• BRIEF: The entries below are to be transcribed in full, without their images.

• Entries from a visual dataset:
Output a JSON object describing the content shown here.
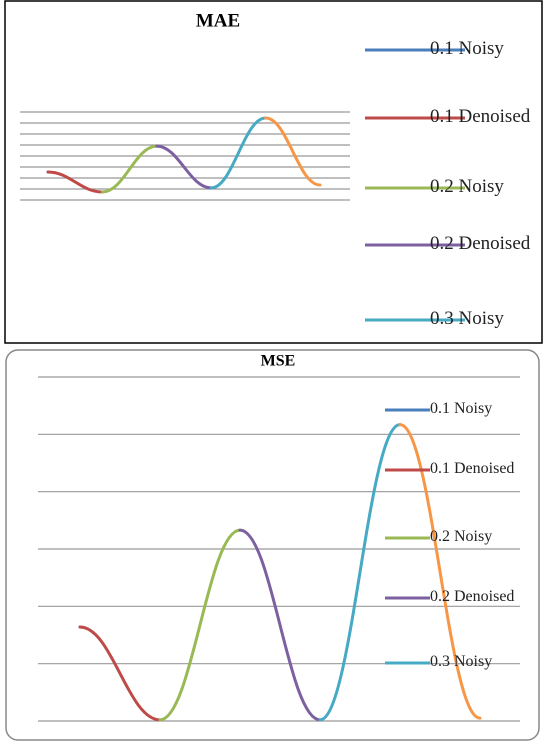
{
  "chart_data": [
    {
      "type": "line",
      "title": "MAE",
      "categories": [
        null,
        null,
        null,
        null,
        null,
        null
      ],
      "ylim": [
        0,
        8
      ],
      "yticks": [
        0,
        1,
        2,
        3,
        4,
        5,
        6,
        7,
        8
      ],
      "grid": true,
      "series": [
        {
          "name": "0.1 Noisy",
          "color": "#4a7ebb",
          "values": [
            2.55,
            null,
            null,
            null,
            null,
            null
          ]
        },
        {
          "name": "0.1 Denoised",
          "color": "#be4b48",
          "values": [
            2.55,
            0.73,
            null,
            null,
            null,
            null
          ]
        },
        {
          "name": "0.2 Noisy",
          "color": "#98b954",
          "values": [
            null,
            0.73,
            4.9,
            null,
            null,
            null
          ]
        },
        {
          "name": "0.2 Denoised",
          "color": "#7d60a0",
          "values": [
            null,
            null,
            4.9,
            1.1,
            null,
            null
          ]
        },
        {
          "name": "0.3 Noisy",
          "color": "#46aac5",
          "values": [
            null,
            null,
            null,
            1.1,
            7.45,
            null
          ]
        },
        {
          "color": "#f79646",
          "values": [
            null,
            null,
            null,
            null,
            7.45,
            1.36
          ]
        }
      ]
    },
    {
      "type": "line",
      "title": "MSE",
      "categories": [
        null,
        null,
        null,
        null,
        null,
        null
      ],
      "ylim": [
        0,
        6
      ],
      "yticks": [
        0,
        1,
        2,
        3,
        4,
        5,
        6
      ],
      "grid": true,
      "series": [
        {
          "name": "0.1 Noisy",
          "color": "#4a7ebb",
          "values": [
            1.64,
            null,
            null,
            null,
            null,
            null
          ]
        },
        {
          "name": "0.1 Denoised",
          "color": "#be4b48",
          "values": [
            1.64,
            0.02,
            null,
            null,
            null,
            null
          ]
        },
        {
          "name": "0.2 Noisy",
          "color": "#98b954",
          "values": [
            null,
            0.02,
            3.33,
            null,
            null,
            null
          ]
        },
        {
          "name": "0.2 Denoised",
          "color": "#7d60a0",
          "values": [
            null,
            null,
            3.33,
            0.02,
            null,
            null
          ]
        },
        {
          "name": "0.3 Noisy",
          "color": "#46aac5",
          "values": [
            null,
            null,
            null,
            0.02,
            5.17,
            null
          ]
        },
        {
          "color": "#f79646",
          "values": [
            null,
            null,
            null,
            null,
            5.17,
            0.05
          ]
        }
      ]
    }
  ]
}
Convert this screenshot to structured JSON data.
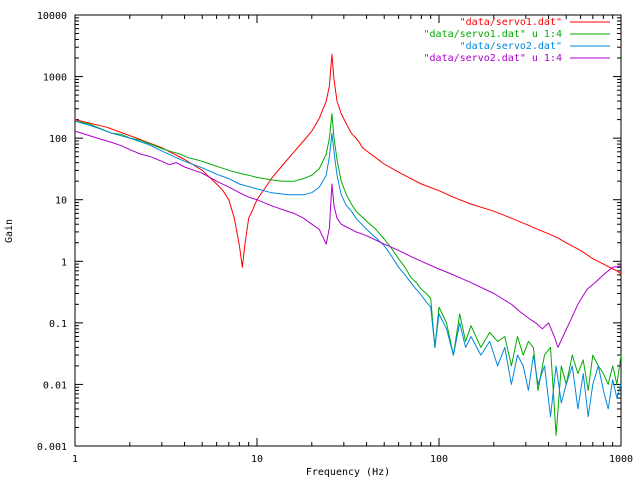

• FINAL RESULT:
Output a JSON object describing the content shown here.
{
  "chart_data": [
    {
      "type": "line",
      "title": "MAE",
      "categories": [
        null,
        null,
        null,
        null,
        null,
        null
      ],
      "ylim": [
        0,
        8
      ],
      "yticks": [
        0,
        1,
        2,
        3,
        4,
        5,
        6,
        7,
        8
      ],
      "grid": true,
      "series": [
        {
          "name": "0.1 Noisy",
          "color": "#4a7ebb",
          "values": [
            2.55,
            null,
            null,
            null,
            null,
            null
          ]
        },
        {
          "name": "0.1 Denoised",
          "color": "#be4b48",
          "values": [
            2.55,
            0.73,
            null,
            null,
            null,
            null
          ]
        },
        {
          "name": "0.2 Noisy",
          "color": "#98b954",
          "values": [
            null,
            0.73,
            4.9,
            null,
            null,
            null
          ]
        },
        {
          "name": "0.2 Denoised",
          "color": "#7d60a0",
          "values": [
            null,
            null,
            4.9,
            1.1,
            null,
            null
          ]
        },
        {
          "name": "0.3 Noisy",
          "color": "#46aac5",
          "values": [
            null,
            null,
            null,
            1.1,
            7.45,
            null
          ]
        },
        {
          "color": "#f79646",
          "values": [
            null,
            null,
            null,
            null,
            7.45,
            1.36
          ]
        }
      ]
    },
    {
      "type": "line",
      "title": "MSE",
      "categories": [
        null,
        null,
        null,
        null,
        null,
        null
      ],
      "ylim": [
        0,
        6
      ],
      "yticks": [
        0,
        1,
        2,
        3,
        4,
        5,
        6
      ],
      "grid": true,
      "series": [
        {
          "name": "0.1 Noisy",
          "color": "#4a7ebb",
          "values": [
            1.64,
            null,
            null,
            null,
            null,
            null
          ]
        },
        {
          "name": "0.1 Denoised",
          "color": "#be4b48",
          "values": [
            1.64,
            0.02,
            null,
            null,
            null,
            null
          ]
        },
        {
          "name": "0.2 Noisy",
          "color": "#98b954",
          "values": [
            null,
            0.02,
            3.33,
            null,
            null,
            null
          ]
        },
        {
          "name": "0.2 Denoised",
          "color": "#7d60a0",
          "values": [
            null,
            null,
            3.33,
            0.02,
            null,
            null
          ]
        },
        {
          "name": "0.3 Noisy",
          "color": "#46aac5",
          "values": [
            null,
            null,
            null,
            0.02,
            5.17,
            null
          ]
        },
        {
          "color": "#f79646",
          "values": [
            null,
            null,
            null,
            null,
            5.17,
            0.05
          ]
        }
      ]
    }
  ]
}
Convert this screenshot to structured JSON data.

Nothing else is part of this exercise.